Copy the entries verbatim, from the very start through the line that contains "running-title: Пелам Гренвилл".

■ ■ ■ ■ ■

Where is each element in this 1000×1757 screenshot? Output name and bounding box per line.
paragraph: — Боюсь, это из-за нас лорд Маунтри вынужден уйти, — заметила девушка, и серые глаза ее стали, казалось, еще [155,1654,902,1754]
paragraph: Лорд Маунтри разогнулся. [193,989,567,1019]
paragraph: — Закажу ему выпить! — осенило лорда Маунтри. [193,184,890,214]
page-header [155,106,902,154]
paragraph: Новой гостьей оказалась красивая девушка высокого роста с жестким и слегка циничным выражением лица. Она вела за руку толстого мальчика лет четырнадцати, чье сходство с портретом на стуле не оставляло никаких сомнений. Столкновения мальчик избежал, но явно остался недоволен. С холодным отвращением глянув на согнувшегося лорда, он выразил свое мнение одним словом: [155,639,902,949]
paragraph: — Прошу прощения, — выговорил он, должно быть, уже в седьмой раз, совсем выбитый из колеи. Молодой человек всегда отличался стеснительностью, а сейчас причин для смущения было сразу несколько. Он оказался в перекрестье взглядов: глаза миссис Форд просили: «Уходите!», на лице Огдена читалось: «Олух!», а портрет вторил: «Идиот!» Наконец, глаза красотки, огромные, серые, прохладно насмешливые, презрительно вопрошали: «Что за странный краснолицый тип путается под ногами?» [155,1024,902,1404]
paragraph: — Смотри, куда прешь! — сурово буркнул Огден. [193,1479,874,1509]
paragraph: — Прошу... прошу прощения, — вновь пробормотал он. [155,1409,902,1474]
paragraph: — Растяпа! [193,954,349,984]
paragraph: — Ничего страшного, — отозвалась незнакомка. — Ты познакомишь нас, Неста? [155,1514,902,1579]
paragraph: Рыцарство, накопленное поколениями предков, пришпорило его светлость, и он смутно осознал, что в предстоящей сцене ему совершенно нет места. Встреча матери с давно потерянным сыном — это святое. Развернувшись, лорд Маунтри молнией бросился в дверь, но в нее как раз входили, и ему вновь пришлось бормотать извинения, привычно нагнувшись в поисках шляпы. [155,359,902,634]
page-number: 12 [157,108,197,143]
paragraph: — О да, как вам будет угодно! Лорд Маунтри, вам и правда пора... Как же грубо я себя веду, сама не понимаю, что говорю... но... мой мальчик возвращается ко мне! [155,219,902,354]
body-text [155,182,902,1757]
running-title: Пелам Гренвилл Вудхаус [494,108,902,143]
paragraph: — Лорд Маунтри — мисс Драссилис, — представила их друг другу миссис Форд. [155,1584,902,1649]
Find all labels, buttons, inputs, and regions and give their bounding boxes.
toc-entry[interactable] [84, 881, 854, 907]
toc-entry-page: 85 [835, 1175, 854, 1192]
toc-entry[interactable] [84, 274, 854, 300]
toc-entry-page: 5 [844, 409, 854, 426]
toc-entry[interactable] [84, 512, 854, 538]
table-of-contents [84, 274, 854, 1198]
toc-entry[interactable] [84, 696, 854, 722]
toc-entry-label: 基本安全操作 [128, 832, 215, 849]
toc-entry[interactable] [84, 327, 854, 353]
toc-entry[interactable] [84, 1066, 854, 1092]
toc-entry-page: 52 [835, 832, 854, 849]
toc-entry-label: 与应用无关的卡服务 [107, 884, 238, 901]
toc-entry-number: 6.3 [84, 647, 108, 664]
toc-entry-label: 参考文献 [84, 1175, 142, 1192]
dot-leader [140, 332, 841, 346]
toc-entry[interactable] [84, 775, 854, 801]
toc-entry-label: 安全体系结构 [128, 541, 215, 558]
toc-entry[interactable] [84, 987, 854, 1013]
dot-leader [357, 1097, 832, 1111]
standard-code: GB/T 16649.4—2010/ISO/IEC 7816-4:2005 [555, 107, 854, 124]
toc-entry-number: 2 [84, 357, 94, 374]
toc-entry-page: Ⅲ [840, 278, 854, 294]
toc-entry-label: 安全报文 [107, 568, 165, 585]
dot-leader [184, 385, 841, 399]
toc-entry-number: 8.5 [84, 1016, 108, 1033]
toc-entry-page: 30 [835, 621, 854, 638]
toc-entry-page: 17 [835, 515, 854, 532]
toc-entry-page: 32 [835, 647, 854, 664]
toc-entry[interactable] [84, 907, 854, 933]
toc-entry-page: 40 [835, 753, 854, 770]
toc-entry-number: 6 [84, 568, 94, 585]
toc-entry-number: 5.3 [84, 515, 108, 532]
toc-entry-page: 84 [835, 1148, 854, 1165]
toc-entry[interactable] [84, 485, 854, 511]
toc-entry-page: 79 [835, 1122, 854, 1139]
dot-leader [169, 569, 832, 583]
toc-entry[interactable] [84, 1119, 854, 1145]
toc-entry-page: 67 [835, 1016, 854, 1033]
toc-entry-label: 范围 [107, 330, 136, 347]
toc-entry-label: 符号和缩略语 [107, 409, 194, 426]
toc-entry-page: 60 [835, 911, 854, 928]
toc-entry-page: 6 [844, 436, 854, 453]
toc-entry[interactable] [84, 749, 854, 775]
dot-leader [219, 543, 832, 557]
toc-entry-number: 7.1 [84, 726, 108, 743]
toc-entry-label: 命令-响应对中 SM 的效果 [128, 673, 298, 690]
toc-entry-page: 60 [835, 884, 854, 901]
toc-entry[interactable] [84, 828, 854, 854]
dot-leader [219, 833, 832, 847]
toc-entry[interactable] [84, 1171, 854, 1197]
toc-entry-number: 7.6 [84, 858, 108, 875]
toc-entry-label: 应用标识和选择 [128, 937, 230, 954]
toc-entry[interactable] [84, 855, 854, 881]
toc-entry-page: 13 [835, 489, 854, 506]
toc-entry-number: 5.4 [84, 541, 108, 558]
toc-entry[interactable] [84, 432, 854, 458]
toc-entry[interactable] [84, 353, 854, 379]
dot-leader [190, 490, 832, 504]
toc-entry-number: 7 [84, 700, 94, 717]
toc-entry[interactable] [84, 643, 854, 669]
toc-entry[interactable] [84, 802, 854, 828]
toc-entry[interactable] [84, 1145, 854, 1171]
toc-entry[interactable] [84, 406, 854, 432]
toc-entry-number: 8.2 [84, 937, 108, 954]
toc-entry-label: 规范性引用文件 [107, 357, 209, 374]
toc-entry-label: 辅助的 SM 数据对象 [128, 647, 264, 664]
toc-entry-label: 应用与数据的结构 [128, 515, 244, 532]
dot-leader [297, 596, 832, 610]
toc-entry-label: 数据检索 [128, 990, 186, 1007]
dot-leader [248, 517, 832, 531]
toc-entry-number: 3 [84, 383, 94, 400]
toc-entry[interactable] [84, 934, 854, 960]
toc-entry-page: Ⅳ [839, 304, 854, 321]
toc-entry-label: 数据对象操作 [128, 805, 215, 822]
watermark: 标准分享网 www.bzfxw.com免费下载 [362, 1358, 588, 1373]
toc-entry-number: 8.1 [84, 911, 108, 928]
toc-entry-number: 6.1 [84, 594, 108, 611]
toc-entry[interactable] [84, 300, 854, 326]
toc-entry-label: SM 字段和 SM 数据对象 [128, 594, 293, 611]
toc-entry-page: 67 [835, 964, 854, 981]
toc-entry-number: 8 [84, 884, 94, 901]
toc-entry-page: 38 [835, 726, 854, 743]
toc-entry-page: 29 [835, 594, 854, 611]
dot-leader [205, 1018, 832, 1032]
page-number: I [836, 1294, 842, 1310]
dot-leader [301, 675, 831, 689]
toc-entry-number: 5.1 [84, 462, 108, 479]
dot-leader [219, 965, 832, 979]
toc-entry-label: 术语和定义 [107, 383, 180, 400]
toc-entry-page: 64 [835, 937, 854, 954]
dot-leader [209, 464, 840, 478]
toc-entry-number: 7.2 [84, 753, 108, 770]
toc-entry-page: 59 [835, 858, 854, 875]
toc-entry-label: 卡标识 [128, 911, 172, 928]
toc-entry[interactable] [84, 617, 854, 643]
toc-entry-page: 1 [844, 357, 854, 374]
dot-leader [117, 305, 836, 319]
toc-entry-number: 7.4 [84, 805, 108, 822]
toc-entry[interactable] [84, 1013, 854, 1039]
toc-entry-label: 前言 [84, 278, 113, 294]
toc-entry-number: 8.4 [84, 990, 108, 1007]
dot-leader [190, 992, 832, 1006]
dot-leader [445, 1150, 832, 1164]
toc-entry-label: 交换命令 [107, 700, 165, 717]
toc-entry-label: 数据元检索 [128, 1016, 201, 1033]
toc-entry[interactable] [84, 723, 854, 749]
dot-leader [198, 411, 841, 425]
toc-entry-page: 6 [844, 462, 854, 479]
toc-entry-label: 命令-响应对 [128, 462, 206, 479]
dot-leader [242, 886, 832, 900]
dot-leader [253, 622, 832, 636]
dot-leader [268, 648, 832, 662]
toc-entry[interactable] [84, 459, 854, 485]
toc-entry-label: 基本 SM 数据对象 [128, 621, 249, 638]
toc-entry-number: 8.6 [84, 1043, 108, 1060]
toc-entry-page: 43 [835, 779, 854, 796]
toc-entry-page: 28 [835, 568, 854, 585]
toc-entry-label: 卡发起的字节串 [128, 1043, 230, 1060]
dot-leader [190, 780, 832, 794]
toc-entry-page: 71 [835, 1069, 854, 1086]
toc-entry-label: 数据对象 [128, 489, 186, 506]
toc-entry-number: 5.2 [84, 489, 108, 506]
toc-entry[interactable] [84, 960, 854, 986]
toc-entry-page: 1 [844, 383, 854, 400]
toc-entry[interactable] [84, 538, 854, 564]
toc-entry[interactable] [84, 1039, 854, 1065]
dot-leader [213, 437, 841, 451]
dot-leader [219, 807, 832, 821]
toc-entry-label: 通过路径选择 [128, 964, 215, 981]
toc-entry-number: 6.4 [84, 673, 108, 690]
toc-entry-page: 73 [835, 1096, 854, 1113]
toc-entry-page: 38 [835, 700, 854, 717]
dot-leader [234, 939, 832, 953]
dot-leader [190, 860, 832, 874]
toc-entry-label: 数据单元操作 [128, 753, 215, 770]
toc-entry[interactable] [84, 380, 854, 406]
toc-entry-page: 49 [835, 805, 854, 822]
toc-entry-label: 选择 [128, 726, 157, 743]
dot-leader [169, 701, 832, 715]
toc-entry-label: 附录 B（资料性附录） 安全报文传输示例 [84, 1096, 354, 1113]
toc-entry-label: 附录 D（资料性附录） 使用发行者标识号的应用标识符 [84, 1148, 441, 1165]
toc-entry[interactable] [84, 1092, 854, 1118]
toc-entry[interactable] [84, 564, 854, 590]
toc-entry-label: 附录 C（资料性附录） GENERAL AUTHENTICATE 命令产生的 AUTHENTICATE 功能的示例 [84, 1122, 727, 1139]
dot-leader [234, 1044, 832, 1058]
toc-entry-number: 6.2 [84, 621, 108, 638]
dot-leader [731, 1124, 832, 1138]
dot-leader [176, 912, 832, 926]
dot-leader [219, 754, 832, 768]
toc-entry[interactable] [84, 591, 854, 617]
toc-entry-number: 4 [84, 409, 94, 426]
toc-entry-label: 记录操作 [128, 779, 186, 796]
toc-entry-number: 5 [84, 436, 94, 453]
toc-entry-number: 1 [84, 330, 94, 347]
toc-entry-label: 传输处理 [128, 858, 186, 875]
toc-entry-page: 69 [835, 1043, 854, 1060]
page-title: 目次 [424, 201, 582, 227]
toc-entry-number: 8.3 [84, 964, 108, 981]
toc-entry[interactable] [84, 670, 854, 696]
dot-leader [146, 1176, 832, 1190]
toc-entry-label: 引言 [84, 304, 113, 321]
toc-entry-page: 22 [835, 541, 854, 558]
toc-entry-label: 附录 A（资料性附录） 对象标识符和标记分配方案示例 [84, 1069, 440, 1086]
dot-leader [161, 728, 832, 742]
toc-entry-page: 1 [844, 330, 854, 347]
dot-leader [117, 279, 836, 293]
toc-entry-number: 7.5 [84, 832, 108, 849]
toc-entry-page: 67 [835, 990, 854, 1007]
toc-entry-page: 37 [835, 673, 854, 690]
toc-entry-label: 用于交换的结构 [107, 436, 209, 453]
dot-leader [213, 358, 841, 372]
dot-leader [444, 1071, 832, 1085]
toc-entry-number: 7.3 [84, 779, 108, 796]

■ ■ ■ ■ ■

== Expected answer ==
Where is each element in this 1000×1757 screenshot? Output name and bounding box per line.
paragraph: — Боюсь, это из-за нас лорд Маунтри вынужден уйти, — заметила девушка, и серые глаза ее стали, казалось, еще [155,1654,902,1754]
paragraph: Лорд Маунтри разогнулся. [193,989,567,1019]
paragraph: — Закажу ему выпить! — осенило лорда Маунтри. [193,184,890,214]
page-header [155,106,902,154]
paragraph: Новой гостьей оказалась красивая девушка высокого роста с жестким и слегка циничным выражением лица. Она вела за руку толстого мальчика лет четырнадцати, чье сходство с портретом на стуле не оставляло никаких сомнений. Столкновения мальчик избежал, но явно остался недоволен. С холодным отвращением глянув на согнувшегося лорда, он выразил свое мнение одним словом: [155,639,902,949]
paragraph: — Прошу прощения, — выговорил он, должно быть, уже в седьмой раз, совсем выбитый из колеи. Молодой человек всегда отличался стеснительностью, а сейчас причин для смущения было сразу несколько. Он оказался в перекрестье взглядов: глаза миссис Форд просили: «Уходите!», на лице Огдена читалось: «Олух!», а портрет вторил: «Идиот!» Наконец, глаза красотки, огромные, серые, прохладно насмешливые, презрительно вопрошали: «Что за странный краснолицый тип путается под ногами?» [155,1024,902,1404]
paragraph: — Смотри, куда прешь! — сурово буркнул Огден. [193,1479,874,1509]
paragraph: — Прошу... прошу прощения, — вновь пробормотал он. [155,1409,902,1474]
paragraph: — Растяпа! [193,954,349,984]
paragraph: — Ничего страшного, — отозвалась незнакомка. — Ты познакомишь нас, Неста? [155,1514,902,1579]
paragraph: Рыцарство, накопленное поколениями предков, пришпорило его светлость, и он смутно осознал, что в предстоящей сцене ему совершенно нет места. Встреча матери с давно потерянным сыном — это святое. Развернувшись, лорд Маунтри молнией бросился в дверь, но в нее как раз входили, и ему вновь пришлось бормотать извинения, привычно нагнувшись в поисках шляпы. [155,359,902,634]
page-number: 12 [157,108,197,143]
paragraph: — О да, как вам будет угодно! Лорд Маунтри, вам и правда пора... Как же грубо я себя веду, сама не понимаю, что говорю... но... мой мальчик возвращается ко мне! [155,219,902,354]
body-text [155,182,902,1757]
running-title: Пелам Гренвилл Вудхаус [494,108,902,143]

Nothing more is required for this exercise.